- [TASK GOAL] Using the material below, copy every line where "title" appears.

Stored entries:

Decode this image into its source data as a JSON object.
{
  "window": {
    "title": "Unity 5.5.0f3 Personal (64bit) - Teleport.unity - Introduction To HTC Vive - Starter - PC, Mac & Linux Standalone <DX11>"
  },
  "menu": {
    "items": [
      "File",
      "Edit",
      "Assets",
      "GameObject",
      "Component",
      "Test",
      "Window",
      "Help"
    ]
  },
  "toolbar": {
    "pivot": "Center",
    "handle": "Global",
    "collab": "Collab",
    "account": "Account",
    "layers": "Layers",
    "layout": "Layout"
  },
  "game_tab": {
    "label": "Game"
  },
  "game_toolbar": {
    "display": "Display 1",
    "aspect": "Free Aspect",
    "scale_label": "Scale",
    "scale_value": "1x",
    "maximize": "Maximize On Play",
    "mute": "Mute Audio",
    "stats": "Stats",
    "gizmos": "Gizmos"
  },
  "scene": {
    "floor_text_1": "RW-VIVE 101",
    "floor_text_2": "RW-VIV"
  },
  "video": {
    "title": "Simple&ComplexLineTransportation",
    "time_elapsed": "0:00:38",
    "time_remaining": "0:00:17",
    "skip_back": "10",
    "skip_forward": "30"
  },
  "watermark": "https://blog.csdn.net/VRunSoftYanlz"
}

- [SOLUTION TO THIS TASK]
    "title": "Unity 5.5.0f3 Personal (64bit) - Teleport.unity - Introduction To HTC Vive - Starter - PC, Mac & Linux Standalone <DX11>"
    "title": "Simple&ComplexLineTransportation",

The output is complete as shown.